*Entries from a dataset:*
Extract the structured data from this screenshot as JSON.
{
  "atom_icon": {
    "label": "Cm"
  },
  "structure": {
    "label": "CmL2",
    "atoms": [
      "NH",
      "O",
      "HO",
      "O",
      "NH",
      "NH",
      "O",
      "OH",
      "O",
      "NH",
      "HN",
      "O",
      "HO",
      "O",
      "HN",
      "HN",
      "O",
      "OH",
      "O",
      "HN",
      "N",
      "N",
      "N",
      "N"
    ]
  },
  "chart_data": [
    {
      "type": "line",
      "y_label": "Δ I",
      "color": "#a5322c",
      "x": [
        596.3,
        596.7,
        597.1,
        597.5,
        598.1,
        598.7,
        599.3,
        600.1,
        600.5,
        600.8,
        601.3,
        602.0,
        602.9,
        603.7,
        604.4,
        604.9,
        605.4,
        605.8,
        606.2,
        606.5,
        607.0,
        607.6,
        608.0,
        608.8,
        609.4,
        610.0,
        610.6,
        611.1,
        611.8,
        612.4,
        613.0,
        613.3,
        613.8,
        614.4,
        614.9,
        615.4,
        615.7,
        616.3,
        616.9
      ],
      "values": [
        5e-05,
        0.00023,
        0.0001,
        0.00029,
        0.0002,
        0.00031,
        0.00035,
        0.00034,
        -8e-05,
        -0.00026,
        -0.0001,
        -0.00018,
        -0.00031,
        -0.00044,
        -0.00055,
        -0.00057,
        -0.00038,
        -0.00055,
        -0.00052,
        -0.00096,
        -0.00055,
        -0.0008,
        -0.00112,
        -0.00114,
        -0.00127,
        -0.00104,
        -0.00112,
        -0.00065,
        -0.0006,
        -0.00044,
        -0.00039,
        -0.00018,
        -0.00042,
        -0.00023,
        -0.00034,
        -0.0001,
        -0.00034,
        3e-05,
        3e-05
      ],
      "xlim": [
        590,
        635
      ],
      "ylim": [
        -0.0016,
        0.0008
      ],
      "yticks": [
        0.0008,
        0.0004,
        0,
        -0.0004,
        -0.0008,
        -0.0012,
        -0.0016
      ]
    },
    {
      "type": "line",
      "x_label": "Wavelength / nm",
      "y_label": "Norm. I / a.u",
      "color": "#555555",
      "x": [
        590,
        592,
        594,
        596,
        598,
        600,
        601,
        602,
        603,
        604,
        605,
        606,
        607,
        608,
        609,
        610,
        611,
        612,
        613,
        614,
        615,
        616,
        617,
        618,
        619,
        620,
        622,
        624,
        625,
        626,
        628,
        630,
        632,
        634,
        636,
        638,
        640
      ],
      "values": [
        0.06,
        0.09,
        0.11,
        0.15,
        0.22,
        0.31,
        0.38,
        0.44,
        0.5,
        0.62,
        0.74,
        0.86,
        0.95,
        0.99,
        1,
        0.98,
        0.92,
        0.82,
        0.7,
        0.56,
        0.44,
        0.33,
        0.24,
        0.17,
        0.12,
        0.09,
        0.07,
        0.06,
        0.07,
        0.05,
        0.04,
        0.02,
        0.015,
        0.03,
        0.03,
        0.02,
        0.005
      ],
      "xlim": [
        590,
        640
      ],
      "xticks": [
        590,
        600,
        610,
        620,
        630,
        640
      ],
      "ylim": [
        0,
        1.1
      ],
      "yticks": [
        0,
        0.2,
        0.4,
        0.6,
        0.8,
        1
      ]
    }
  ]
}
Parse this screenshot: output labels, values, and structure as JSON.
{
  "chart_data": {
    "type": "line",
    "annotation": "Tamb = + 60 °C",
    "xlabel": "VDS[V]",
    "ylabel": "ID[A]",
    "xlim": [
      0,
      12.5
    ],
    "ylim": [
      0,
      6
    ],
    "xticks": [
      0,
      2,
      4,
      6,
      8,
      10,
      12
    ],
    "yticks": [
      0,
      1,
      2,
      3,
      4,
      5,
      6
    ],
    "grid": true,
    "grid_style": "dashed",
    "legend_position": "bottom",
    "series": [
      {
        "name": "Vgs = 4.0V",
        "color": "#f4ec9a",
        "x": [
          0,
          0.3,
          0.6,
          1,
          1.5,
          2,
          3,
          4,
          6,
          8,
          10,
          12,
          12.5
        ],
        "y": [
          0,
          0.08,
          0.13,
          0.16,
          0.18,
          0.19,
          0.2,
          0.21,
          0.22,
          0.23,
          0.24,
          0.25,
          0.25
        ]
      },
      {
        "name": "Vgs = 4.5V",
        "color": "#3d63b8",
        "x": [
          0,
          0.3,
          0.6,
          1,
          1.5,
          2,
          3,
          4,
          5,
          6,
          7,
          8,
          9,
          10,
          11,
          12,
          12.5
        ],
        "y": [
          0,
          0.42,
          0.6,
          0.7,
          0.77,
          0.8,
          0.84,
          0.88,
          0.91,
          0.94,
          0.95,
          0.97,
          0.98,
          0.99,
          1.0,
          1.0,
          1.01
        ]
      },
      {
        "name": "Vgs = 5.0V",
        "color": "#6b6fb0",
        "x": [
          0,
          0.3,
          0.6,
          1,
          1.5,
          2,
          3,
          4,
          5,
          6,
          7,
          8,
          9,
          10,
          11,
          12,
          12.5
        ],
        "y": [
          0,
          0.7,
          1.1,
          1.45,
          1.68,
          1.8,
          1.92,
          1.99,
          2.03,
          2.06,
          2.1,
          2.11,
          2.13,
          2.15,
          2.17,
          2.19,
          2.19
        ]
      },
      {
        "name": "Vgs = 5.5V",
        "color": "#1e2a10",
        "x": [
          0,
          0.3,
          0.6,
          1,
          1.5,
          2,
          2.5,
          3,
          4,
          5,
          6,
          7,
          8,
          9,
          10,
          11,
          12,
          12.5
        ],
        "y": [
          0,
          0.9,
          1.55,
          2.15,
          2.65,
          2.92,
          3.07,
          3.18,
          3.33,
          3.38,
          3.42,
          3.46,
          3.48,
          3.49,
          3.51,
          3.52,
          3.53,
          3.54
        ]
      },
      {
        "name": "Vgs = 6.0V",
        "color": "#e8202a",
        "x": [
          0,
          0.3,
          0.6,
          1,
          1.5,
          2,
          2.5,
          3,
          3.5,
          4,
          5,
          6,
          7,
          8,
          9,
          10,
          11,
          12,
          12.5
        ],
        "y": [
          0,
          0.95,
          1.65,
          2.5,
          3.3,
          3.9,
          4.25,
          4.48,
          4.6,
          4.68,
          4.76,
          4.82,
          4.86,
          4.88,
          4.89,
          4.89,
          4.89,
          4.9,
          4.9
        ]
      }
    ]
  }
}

*Written instruction:* Copy each line of the data above without altering a single character.

*Result of the task:*
Extract the structured data from this screenshot as JSON.
{
  "atom_icon": {
    "label": "Cm"
  },
  "structure": {
    "label": "CmL2",
    "atoms": [
      "NH",
      "O",
      "HO",
      "O",
      "NH",
      "NH",
      "O",
      "OH",
      "O",
      "NH",
      "HN",
      "O",
      "HO",
      "O",
      "HN",
      "HN",
      "O",
      "OH",
      "O",
      "HN",
      "N",
      "N",
      "N",
      "N"
    ]
  },
  "chart_data": [
    {
      "type": "line",
      "y_label": "Δ I",
      "color": "#a5322c",
      "x": [
        596.3,
        596.7,
        597.1,
        597.5,
        598.1,
        598.7,
        599.3,
        600.1,
        600.5,
        600.8,
        601.3,
        602.0,
        602.9,
        603.7,
        604.4,
        604.9,
        605.4,
        605.8,
        606.2,
        606.5,
        607.0,
        607.6,
        608.0,
        608.8,
        609.4,
        610.0,
        610.6,
        611.1,
        611.8,
        612.4,
        613.0,
        613.3,
        613.8,
        614.4,
        614.9,
        615.4,
        615.7,
        616.3,
        616.9
      ],
      "values": [
        5e-05,
        0.00023,
        0.0001,
        0.00029,
        0.0002,
        0.00031,
        0.00035,
        0.00034,
        -8e-05,
        -0.00026,
        -0.0001,
        -0.00018,
        -0.00031,
        -0.00044,
        -0.00055,
        -0.00057,
        -0.00038,
        -0.00055,
        -0.00052,
        -0.00096,
        -0.00055,
        -0.0008,
        -0.00112,
        -0.00114,
        -0.00127,
        -0.00104,
        -0.00112,
        -0.00065,
        -0.0006,
        -0.00044,
        -0.00039,
        -0.00018,
        -0.00042,
        -0.00023,
        -0.00034,
        -0.0001,
        -0.00034,
        3e-05,
        3e-05
      ],
      "xlim": [
        590,
        635
      ],
      "ylim": [
        -0.0016,
        0.0008
      ],
      "yticks": [
        0.0008,
        0.0004,
        0,
        -0.0004,
        -0.0008,
        -0.0012,
        -0.0016
      ]
    },
    {
      "type": "line",
      "x_label": "Wavelength / nm",
      "y_label": "Norm. I / a.u",
      "color": "#555555",
      "x": [
        590,
        592,
        594,
        596,
        598,
        600,
        601,
        602,
        603,
        604,
        605,
        606,
        607,
        608,
        609,
        610,
        611,
        612,
        613,
        614,
        615,
        616,
        617,
        618,
        619,
        620,
        622,
        624,
        625,
        626,
        628,
        630,
        632,
        634,
        636,
        638,
        640
      ],
      "values": [
        0.06,
        0.09,
        0.11,
        0.15,
        0.22,
        0.31,
        0.38,
        0.44,
        0.5,
        0.62,
        0.74,
        0.86,
        0.95,
        0.99,
        1,
        0.98,
        0.92,
        0.82,
        0.7,
        0.56,
        0.44,
        0.33,
        0.24,
        0.17,
        0.12,
        0.09,
        0.07,
        0.06,
        0.07,
        0.05,
        0.04,
        0.02,
        0.015,
        0.03,
        0.03,
        0.02,
        0.005
      ],
      "xlim": [
        590,
        640
      ],
      "xticks": [
        590,
        600,
        610,
        620,
        630,
        640
      ],
      "ylim": [
        0,
        1.1
      ],
      "yticks": [
        0,
        0.2,
        0.4,
        0.6,
        0.8,
        1
      ]
    }
  ]
}
Parse this screenshot: output labels, values, and structure as JSON.
{
  "chart_data": {
    "type": "line",
    "annotation": "Tamb = + 60 °C",
    "xlabel": "VDS[V]",
    "ylabel": "ID[A]",
    "xlim": [
      0,
      12.5
    ],
    "ylim": [
      0,
      6
    ],
    "xticks": [
      0,
      2,
      4,
      6,
      8,
      10,
      12
    ],
    "yticks": [
      0,
      1,
      2,
      3,
      4,
      5,
      6
    ],
    "grid": true,
    "grid_style": "dashed",
    "legend_position": "bottom",
    "series": [
      {
        "name": "Vgs = 4.0V",
        "color": "#f4ec9a",
        "x": [
          0,
          0.3,
          0.6,
          1,
          1.5,
          2,
          3,
          4,
          6,
          8,
          10,
          12,
          12.5
        ],
        "y": [
          0,
          0.08,
          0.13,
          0.16,
          0.18,
          0.19,
          0.2,
          0.21,
          0.22,
          0.23,
          0.24,
          0.25,
          0.25
        ]
      },
      {
        "name": "Vgs = 4.5V",
        "color": "#3d63b8",
        "x": [
          0,
          0.3,
          0.6,
          1,
          1.5,
          2,
          3,
          4,
          5,
          6,
          7,
          8,
          9,
          10,
          11,
          12,
          12.5
        ],
        "y": [
          0,
          0.42,
          0.6,
          0.7,
          0.77,
          0.8,
          0.84,
          0.88,
          0.91,
          0.94,
          0.95,
          0.97,
          0.98,
          0.99,
          1.0,
          1.0,
          1.01
        ]
      },
      {
        "name": "Vgs = 5.0V",
        "color": "#6b6fb0",
        "x": [
          0,
          0.3,
          0.6,
          1,
          1.5,
          2,
          3,
          4,
          5,
          6,
          7,
          8,
          9,
          10,
          11,
          12,
          12.5
        ],
        "y": [
          0,
          0.7,
          1.1,
          1.45,
          1.68,
          1.8,
          1.92,
          1.99,
          2.03,
          2.06,
          2.1,
          2.11,
          2.13,
          2.15,
          2.17,
          2.19,
          2.19
        ]
      },
      {
        "name": "Vgs = 5.5V",
        "color": "#1e2a10",
        "x": [
          0,
          0.3,
          0.6,
          1,
          1.5,
          2,
          2.5,
          3,
          4,
          5,
          6,
          7,
          8,
          9,
          10,
          11,
          12,
          12.5
        ],
        "y": [
          0,
          0.9,
          1.55,
          2.15,
          2.65,
          2.92,
          3.07,
          3.18,
          3.33,
          3.38,
          3.42,
          3.46,
          3.48,
          3.49,
          3.51,
          3.52,
          3.53,
          3.54
        ]
      },
      {
        "name": "Vgs = 6.0V",
        "color": "#e8202a",
        "x": [
          0,
          0.3,
          0.6,
          1,
          1.5,
          2,
          2.5,
          3,
          3.5,
          4,
          5,
          6,
          7,
          8,
          9,
          10,
          11,
          12,
          12.5
        ],
        "y": [
          0,
          0.95,
          1.65,
          2.5,
          3.3,
          3.9,
          4.25,
          4.48,
          4.6,
          4.68,
          4.76,
          4.82,
          4.86,
          4.88,
          4.89,
          4.89,
          4.89,
          4.9,
          4.9
        ]
      }
    ]
  }
}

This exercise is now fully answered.